## PROBLEMS AND TASKS
A) In the foster care essay below, how long did the writer care for the child as an unrelated caregiver?
B) Summarize the foster care essay below in two sentences.
C) Carry on the foster care essay below, starting after its final sentence.

[[ TEXT SEGMENT open ]]

How do you use your voice?

Brittany Paul
Sep 7, 2018 · 4 min read

Can you imagine being a small helpless baby who doesn’t know right from wrong, clean from dirty, or what is a family? Imagine being born and taken home from a hospital to a drug-addicted family. Or even worse, being born and suffering the withdraw effects from drugs nearly immediately. The National Institute on Drug Abuse states that every 25 minutes a baby is born withdrawing from opiates. Heartbreaking. Child welfare is an issue that I am passionate about, protecting children and their foster families. Many people in the community have never been in the situation to understand what exactly happens with The Department of Children and Families, aka, Child Welfare. I am personally a foster parent, having been through it all first hand. I could very easily pass judgment on people “taking babies” from their families before my experience. Now, I have a new understanding and VOICE for these children. I only wish that so many others were willing to voice what is right and help these children who do not have a voice to help them.

Source: National Institute on Drug Abuse

I was an unrelated caregiver to a child from the time he was three days old to two years old. For two years I raised this sweet tiny baby as my own, with unconditional love and care. I attended court once a month, sometimes more, endless meetings and visitations with the biological parents. Which half the time, they did not show up or were in jail again and had no way of communicating to me. At two years old, I was finally granted permanent custody of this child, but not because it was what is right. Of course not, court and child welfare services do not work that way. They are for reuniting families no matter the cost, even if the cost is a child’s life. I cannot begin to tell you how many times I walked out of court being told, he is returning “home” next month, be prepared for the transition. Only for another incident to happen, an emergency court order, and he returned to our home, his home. Look at the recent example of Jordan Belliveau. A two-year-old boy who had been in foster care since he was an infant, fast forward 16 months and the courts order the child to return home regardless of the foster family warning the dangers he would be put into. Three months after he is returned, he is brutally murdered by his biological mother. What did this sweet boy do to deserve this?

[[ TEXT SEGMENT closed ]]
[[ PROVIDED RECORDS open ]]

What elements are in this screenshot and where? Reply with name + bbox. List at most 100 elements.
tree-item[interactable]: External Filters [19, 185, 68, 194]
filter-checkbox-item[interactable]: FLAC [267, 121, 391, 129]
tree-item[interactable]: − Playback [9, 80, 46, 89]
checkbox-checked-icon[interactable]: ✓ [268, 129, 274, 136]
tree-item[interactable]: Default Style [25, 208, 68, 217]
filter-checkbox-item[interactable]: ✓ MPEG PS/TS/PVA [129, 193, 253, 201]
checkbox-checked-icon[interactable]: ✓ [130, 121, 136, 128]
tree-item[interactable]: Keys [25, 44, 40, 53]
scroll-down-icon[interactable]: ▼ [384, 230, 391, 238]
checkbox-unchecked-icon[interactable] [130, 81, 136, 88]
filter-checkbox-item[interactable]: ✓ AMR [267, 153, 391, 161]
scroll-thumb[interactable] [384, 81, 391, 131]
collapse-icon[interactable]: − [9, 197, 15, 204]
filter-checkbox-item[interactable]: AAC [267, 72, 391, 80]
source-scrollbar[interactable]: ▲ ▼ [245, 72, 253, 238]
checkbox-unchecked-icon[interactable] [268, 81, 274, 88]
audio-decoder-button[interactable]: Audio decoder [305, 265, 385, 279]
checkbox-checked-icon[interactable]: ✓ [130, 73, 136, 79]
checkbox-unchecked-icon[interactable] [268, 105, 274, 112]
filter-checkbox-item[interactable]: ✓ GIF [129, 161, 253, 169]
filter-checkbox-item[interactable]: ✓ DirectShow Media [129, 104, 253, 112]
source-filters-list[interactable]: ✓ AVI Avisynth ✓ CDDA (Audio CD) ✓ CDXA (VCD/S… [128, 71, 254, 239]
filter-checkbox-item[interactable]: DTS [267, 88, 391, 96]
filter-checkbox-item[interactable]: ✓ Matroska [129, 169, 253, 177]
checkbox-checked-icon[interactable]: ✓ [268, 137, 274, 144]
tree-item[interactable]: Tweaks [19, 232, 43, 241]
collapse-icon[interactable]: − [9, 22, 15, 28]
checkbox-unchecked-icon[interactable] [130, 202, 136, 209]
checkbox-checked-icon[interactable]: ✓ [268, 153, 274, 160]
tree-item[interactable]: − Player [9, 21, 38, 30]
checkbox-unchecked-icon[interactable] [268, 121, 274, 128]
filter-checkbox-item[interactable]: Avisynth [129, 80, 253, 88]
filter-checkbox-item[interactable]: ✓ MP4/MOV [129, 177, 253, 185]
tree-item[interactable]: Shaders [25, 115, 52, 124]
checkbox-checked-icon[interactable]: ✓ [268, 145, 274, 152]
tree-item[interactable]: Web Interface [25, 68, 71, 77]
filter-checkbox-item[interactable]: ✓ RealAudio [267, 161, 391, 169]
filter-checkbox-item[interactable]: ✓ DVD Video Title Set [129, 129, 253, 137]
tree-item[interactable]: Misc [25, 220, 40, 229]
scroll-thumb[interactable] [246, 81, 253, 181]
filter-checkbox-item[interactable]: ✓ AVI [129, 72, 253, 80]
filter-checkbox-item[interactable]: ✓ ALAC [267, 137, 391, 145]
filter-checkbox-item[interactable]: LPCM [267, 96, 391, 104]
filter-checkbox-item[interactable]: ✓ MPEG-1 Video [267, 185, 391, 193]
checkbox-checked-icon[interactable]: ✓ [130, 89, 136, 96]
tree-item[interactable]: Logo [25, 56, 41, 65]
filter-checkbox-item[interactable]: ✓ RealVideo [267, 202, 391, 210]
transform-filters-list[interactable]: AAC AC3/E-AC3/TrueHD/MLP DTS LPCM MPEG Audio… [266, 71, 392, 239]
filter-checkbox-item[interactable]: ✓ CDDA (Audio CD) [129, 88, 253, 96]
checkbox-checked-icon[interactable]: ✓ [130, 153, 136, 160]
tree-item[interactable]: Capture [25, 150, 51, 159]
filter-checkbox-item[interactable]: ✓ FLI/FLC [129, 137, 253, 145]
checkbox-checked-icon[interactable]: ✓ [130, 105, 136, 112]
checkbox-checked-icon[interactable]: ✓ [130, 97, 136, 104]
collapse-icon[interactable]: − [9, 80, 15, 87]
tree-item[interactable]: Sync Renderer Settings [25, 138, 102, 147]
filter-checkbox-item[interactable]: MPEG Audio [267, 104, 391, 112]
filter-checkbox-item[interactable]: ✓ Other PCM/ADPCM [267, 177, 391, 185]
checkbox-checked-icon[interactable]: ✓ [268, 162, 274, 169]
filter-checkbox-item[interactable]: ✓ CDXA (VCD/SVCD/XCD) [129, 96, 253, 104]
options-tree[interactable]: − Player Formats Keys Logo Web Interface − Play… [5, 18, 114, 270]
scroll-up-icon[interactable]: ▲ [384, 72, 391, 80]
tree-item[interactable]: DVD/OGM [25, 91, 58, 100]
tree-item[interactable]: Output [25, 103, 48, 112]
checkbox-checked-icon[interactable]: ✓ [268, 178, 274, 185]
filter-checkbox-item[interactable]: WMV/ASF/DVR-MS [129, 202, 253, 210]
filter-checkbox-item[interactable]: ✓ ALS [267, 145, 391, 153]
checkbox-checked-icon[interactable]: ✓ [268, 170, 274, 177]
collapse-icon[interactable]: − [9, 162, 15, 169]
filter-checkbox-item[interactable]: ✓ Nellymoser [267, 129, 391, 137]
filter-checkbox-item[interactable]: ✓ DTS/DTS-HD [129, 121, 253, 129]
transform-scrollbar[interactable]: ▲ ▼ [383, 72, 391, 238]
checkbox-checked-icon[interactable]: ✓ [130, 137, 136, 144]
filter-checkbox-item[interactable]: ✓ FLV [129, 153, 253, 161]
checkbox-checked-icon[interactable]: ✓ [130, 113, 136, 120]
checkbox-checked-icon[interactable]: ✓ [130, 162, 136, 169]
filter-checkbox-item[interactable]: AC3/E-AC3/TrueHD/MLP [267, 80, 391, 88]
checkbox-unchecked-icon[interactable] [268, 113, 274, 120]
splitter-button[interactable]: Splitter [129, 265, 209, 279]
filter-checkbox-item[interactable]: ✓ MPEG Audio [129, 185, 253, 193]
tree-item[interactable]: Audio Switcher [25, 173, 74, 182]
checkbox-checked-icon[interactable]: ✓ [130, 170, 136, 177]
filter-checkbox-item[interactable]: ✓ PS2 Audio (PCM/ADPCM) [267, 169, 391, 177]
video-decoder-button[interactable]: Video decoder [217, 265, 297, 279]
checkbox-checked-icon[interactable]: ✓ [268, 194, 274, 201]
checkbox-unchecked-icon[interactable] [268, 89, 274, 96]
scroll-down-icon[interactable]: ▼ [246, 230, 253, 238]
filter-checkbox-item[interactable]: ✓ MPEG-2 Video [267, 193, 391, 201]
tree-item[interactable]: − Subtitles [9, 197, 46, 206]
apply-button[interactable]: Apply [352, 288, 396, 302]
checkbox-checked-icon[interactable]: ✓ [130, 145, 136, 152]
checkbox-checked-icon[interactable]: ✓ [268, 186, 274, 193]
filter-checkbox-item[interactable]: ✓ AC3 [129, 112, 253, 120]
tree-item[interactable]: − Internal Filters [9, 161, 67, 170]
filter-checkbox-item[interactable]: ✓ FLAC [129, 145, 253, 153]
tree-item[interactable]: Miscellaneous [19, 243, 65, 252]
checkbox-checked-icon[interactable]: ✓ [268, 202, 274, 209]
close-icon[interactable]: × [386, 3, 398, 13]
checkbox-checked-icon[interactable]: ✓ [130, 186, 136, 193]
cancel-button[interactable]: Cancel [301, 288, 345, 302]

[[ PROVIDED RECORDS closed ]]

## ANSWERS
A) From the time the child was three days old until he was two years old.

B) The writer, a foster parent passionate about child welfare, describes babies born into drug-addicted families and cites the National Institute on Drug Abuse figure that a baby is born withdrawing from opiates every 25 minutes. After raising a child from three days old until being granted permanent custody at two, the writer argues that courts and child welfare services reunite families at any cost, pointing to Jordan Belliveau, who was murdered by his biological mother three months after being returned home.

C)
Source: KMTV News

The system is broken, these children need our voices. They are young, sometimes broken from being put in unimaginable situations, and cannot speak for themselves. They are afraid, they are told they don’t have a say- their opinions are not wanted. They are too young, they do not know what is “best for them”. But a judge who sees these biological parents for 5 minutes once a month knows exactly what is best for them- reunification. I was fortunate enough to have a judge who listened, cared, and valued what foster parents say. With a battle, of course, I won my case and was able to protect one child. Think of the hundreds, maybe even thousands of children who are dead because they did not have the protection or voices they needed. Maybe their foster parents were unaware and did not have the resources available they needed to fight the state. We need to make a change for these children.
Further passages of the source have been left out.